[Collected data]
— begin —

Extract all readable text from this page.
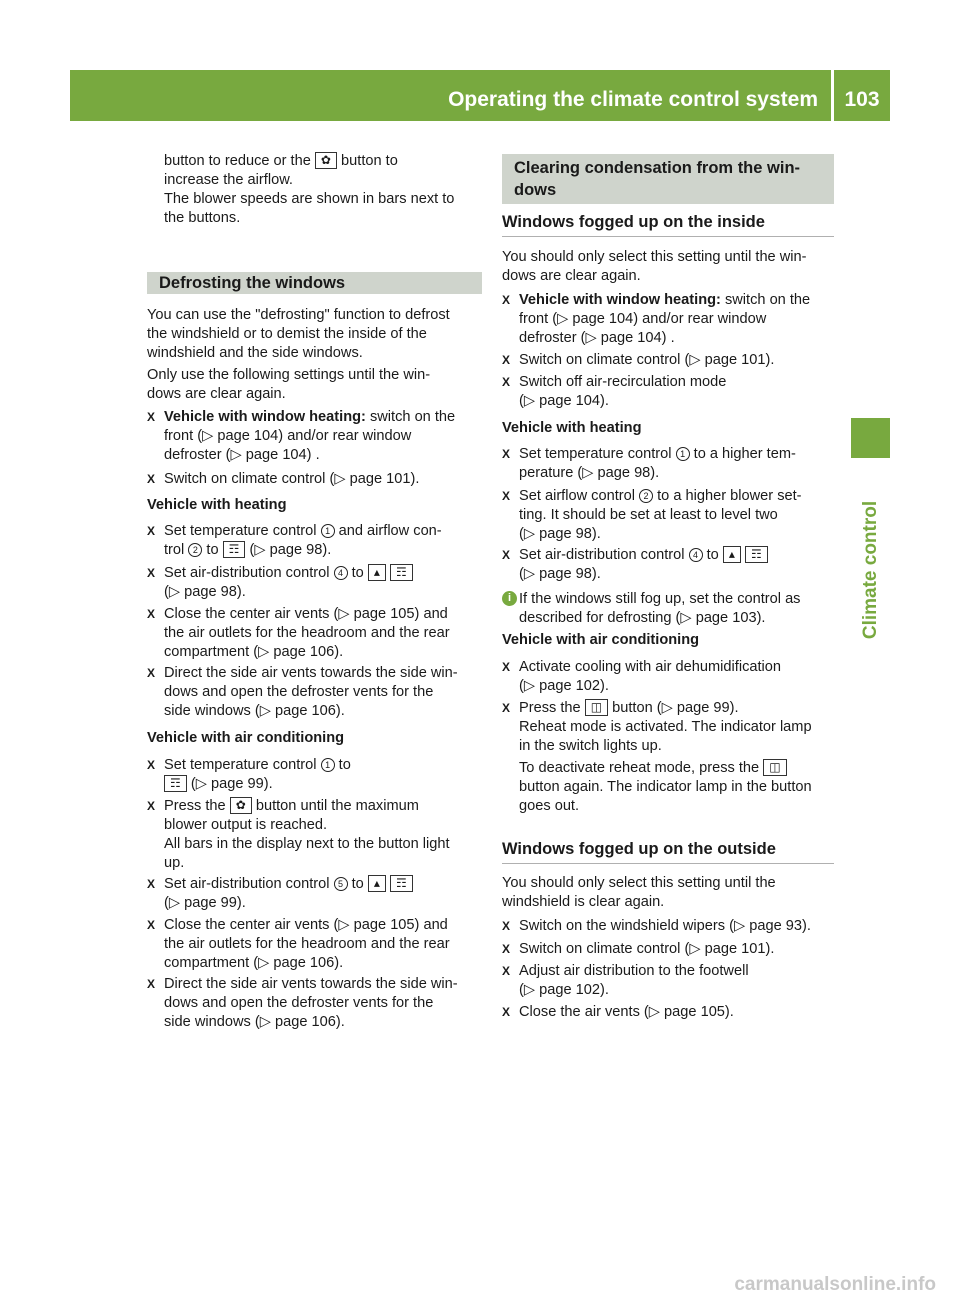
Operating the climate control system	103
Climate control

button to reduce or the ✿ button to

increase the airflow.

The blower speeds are shown in bars next to

the buttons.

Defrosting the windows

You can use the "defrosting" function to defrost

the windshield or to demist the inside of the

windshield and the side windows.

Only use the following settings until the win-

dows are clear again.

X Vehicle with window heating: switch on the

front (▷ page 104) and/or rear window

defroster (▷ page 104) .

X Switch on climate control (▷ page 101).

Vehicle with heating
X Set temperature control 1 and airflow con-

trol 2 to ☶ (▷ page 98).

X Set air-distribution control 4 to ▴ ☶

(▷ page 98).

X Close the center air vents (▷ page 105) and

the air outlets for the headroom and the rear

compartment (▷ page 106).

X Direct the side air vents towards the side win-

dows and open the defroster vents for the

side windows (▷ page 106).

Vehicle with air conditioning
X Set temperature control 1 to

☶ (▷ page 99).

X Press the ✿ button until the maximum

blower output is reached.

All bars in the display next to the button light

up.

X Set air-distribution control 5 to ▴ ☶

(▷ page 99).

X Close the center air vents (▷ page 105) and

the air outlets for the headroom and the rear

compartment (▷ page 106).

X Direct the side air vents towards the side win-

dows and open the defroster vents for the

side windows (▷ page 106).

Clearing condensation from the win-
dows
Windows fogged up on the inside

You should only select this setting until the win-

dows are clear again.

X Vehicle with window heating: switch on the

front (▷ page 104) and/or rear window

defroster (▷ page 104) .

X Switch on climate control (▷ page 101).

X Switch off air-recirculation mode

(▷ page 104).

Vehicle with heating
X Set temperature control 1 to a higher tem-

perature (▷ page 98).

X Set airflow control 2 to a higher blower set-

ting. It should be set at least to level two

(▷ page 98).

X Set air-distribution control 4 to ▴ ☶

(▷ page 98).

i If the windows still fog up, set the control as

described for defrosting (▷ page 103).

Vehicle with air conditioning
X Activate cooling with air dehumidification

(▷ page 102).

X Press the ◫ button (▷ page 99).

Reheat mode is activated. The indicator lamp

in the switch lights up.

To deactivate reheat mode, press the ◫

button again. The indicator lamp in the button

goes out.

Windows fogged up on the outside

You should only select this setting until the

windshield is clear again.

X Switch on the windshield wipers (▷ page 93).

X Switch on climate control (▷ page 101).

X Adjust air distribution to the footwell

(▷ page 102).

X Close the air vents (▷ page 105).

carmanualsonline.info
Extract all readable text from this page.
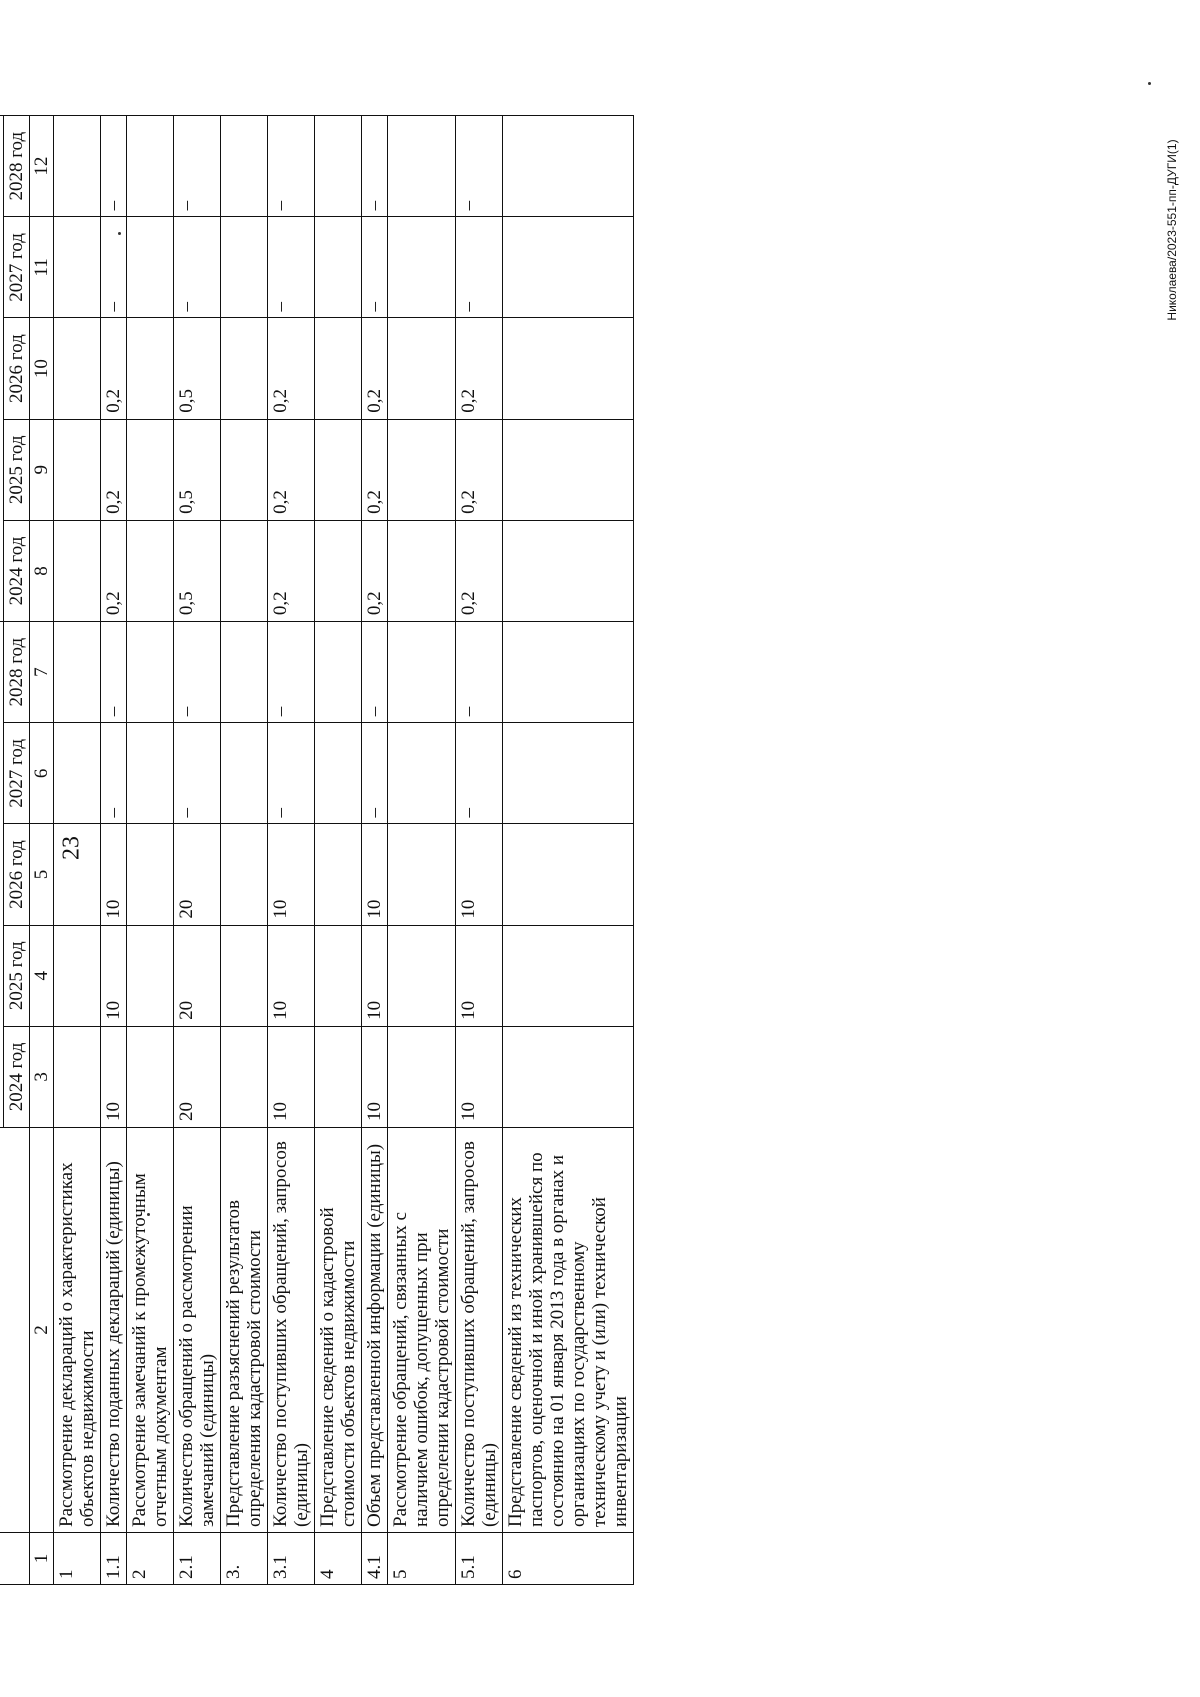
23
Николаева/2023-551-пп-ДУГИ(1)

		2024 год	2025 год	2026 год	2027 год	2028 год	2024 год	2025 год	2026 год	2027 год	2028 год
1	2	3	4	5	6	7	8	9	10	11	12
1	Рассмотрение деклараций о характеристиках объектов недвижимости										
1.1	Количество поданных деклараций (единицы)	10	10	10	–	–	0,2	0,2	0,2	–	–
2	Рассмотрение замечаний к промежуточным отчетным документам										
2.1	Количество обращений о рассмотрении замечаний (единицы)	20	20	20	–	–	0,5	0,5	0,5	–	–
3.	Представление разъяснений результатов определения кадастровой стоимости										
3.1	Количество поступивших обращений, запросов (единицы)	10	10	10	–	–	0,2	0,2	0,2	–	–
4	Представление сведений о кадастровой стоимости объектов недвижимости										
4.1	Объем представленной информации (единицы)	10	10	10	–	–	0,2	0,2	0,2	–	–
5	Рассмотрение обращений, связанных с наличием ошибок, допущенных при определении кадастровой стоимости										
5.1	Количество поступивших обращений, запросов (единицы)	10	10	10	–	–	0,2	0,2	0,2	–	–
6	Представление сведений из технических паспортов, оценочной и иной хранившейся по состоянию на 01 января 2013 года в органах и организациях по государственному техническому учету и (или) технической инвентаризации										
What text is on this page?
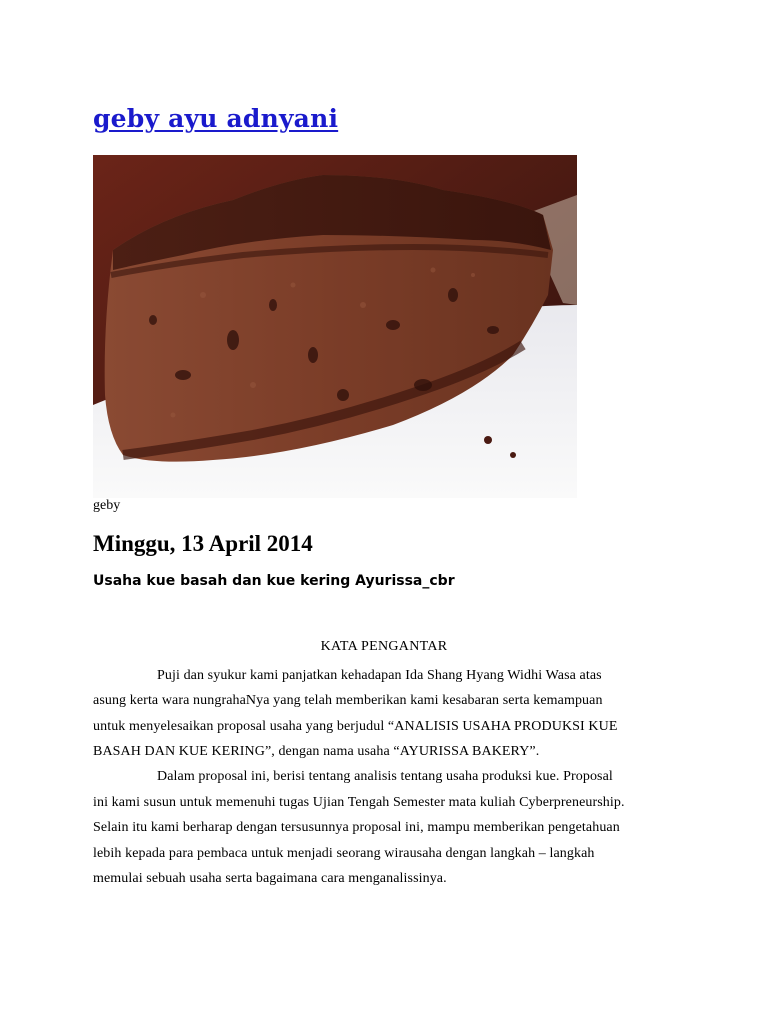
geby ayu adnyani
geby
Minggu, 13 April 2014
Usaha kue basah dan kue kering Ayurissa_cbr
KATA PENGANTAR
Puji dan syukur kami panjatkan kehadapan Ida Shang Hyang Widhi Wasa atas
asung kerta wara nungrahaNya yang telah memberikan kami kesabaran serta kemampuan
untuk menyelesaikan proposal usaha yang berjudul “ANALISIS USAHA PRODUKSI KUE
BASAH DAN KUE KERING”, dengan nama usaha “AYURISSA BAKERY”.
Dalam proposal ini, berisi tentang analisis tentang usaha produksi kue. Proposal
ini kami susun untuk memenuhi tugas Ujian Tengah Semester mata kuliah Cyberpreneurship.
Selain itu kami berharap dengan tersusunnya proposal ini, mampu memberikan pengetahuan
lebih kepada para pembaca untuk menjadi seorang wirausaha dengan langkah – langkah
memulai sebuah usaha serta bagaimana cara menganalissinya.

— end —

■ **Required work**:
Repeat the records above exactly, leaving out the pictures.

■ **Response to this task**:
Extract all readable text from this page.
Operating the climate control system	103
Climate control

button to reduce or the ✿ button to

increase the airflow.

The blower speeds are shown in bars next to

the buttons.

Defrosting the windows

You can use the "defrosting" function to defrost

the windshield or to demist the inside of the

windshield and the side windows.

Only use the following settings until the win-

dows are clear again.

X Vehicle with window heating: switch on the

front (▷ page 104) and/or rear window

defroster (▷ page 104) .

X Switch on climate control (▷ page 101).

Vehicle with heating
X Set temperature control 1 and airflow con-

trol 2 to ☶ (▷ page 98).

X Set air-distribution control 4 to ▴ ☶

(▷ page 98).

X Close the center air vents (▷ page 105) and

the air outlets for the headroom and the rear

compartment (▷ page 106).

X Direct the side air vents towards the side win-

dows and open the defroster vents for the

side windows (▷ page 106).

Vehicle with air conditioning
X Set temperature control 1 to

☶ (▷ page 99).

X Press the ✿ button until the maximum

blower output is reached.

All bars in the display next to the button light

up.

X Set air-distribution control 5 to ▴ ☶

(▷ page 99).

X Close the center air vents (▷ page 105) and

the air outlets for the headroom and the rear

compartment (▷ page 106).

X Direct the side air vents towards the side win-

dows and open the defroster vents for the

side windows (▷ page 106).

Clearing condensation from the win-
dows
Windows fogged up on the inside

You should only select this setting until the win-

dows are clear again.

X Vehicle with window heating: switch on the

front (▷ page 104) and/or rear window

defroster (▷ page 104) .

X Switch on climate control (▷ page 101).

X Switch off air-recirculation mode

(▷ page 104).

Vehicle with heating
X Set temperature control 1 to a higher tem-

perature (▷ page 98).

X Set airflow control 2 to a higher blower set-

ting. It should be set at least to level two

(▷ page 98).

X Set air-distribution control 4 to ▴ ☶

(▷ page 98).

i If the windows still fog up, set the control as

described for defrosting (▷ page 103).

Vehicle with air conditioning
X Activate cooling with air dehumidification

(▷ page 102).

X Press the ◫ button (▷ page 99).

Reheat mode is activated. The indicator lamp

in the switch lights up.

To deactivate reheat mode, press the ◫

button again. The indicator lamp in the button

goes out.

Windows fogged up on the outside

You should only select this setting until the

windshield is clear again.

X Switch on the windshield wipers (▷ page 93).

X Switch on climate control (▷ page 101).

X Adjust air distribution to the footwell

(▷ page 102).

X Close the air vents (▷ page 105).

carmanualsonline.info
Extract all readable text from this page.
23
Николаева/2023-551-пп-ДУГИ(1)

		2024 год	2025 год	2026 год	2027 год	2028 год	2024 год	2025 год	2026 год	2027 год	2028 год
1	2	3	4	5	6	7	8	9	10	11	12
1	Рассмотрение деклараций о характеристиках объектов недвижимости										
1.1	Количество поданных деклараций (единицы)	10	10	10	–	–	0,2	0,2	0,2	–	–
2	Рассмотрение замечаний к промежуточным отчетным документам										
2.1	Количество обращений о рассмотрении замечаний (единицы)	20	20	20	–	–	0,5	0,5	0,5	–	–
3.	Представление разъяснений результатов определения кадастровой стоимости										
3.1	Количество поступивших обращений, запросов (единицы)	10	10	10	–	–	0,2	0,2	0,2	–	–
4	Представление сведений о кадастровой стоимости объектов недвижимости										
4.1	Объем представленной информации (единицы)	10	10	10	–	–	0,2	0,2	0,2	–	–
5	Рассмотрение обращений, связанных с наличием ошибок, допущенных при определении кадастровой стоимости										
5.1	Количество поступивших обращений, запросов (единицы)	10	10	10	–	–	0,2	0,2	0,2	–	–
6	Представление сведений из технических паспортов, оценочной и иной хранившейся по состоянию на 01 января 2013 года в органах и организациях по государственному техническому учету и (или) технической инвентаризации										
What text is on this page?
geby ayu adnyani
geby
Minggu, 13 April 2014
Usaha kue basah dan kue kering Ayurissa_cbr
KATA PENGANTAR
Puji dan syukur kami panjatkan kehadapan Ida Shang Hyang Widhi Wasa atas
asung kerta wara nungrahaNya yang telah memberikan kami kesabaran serta kemampuan
untuk menyelesaikan proposal usaha yang berjudul “ANALISIS USAHA PRODUKSI KUE
BASAH DAN KUE KERING”, dengan nama usaha “AYURISSA BAKERY”.
Dalam proposal ini, berisi tentang analisis tentang usaha produksi kue. Proposal
ini kami susun untuk memenuhi tugas Ujian Tengah Semester mata kuliah Cyberpreneurship.
Selain itu kami berharap dengan tersusunnya proposal ini, mampu memberikan pengetahuan
lebih kepada para pembaca untuk menjadi seorang wirausaha dengan langkah – langkah
memulai sebuah usaha serta bagaimana cara menganalissinya.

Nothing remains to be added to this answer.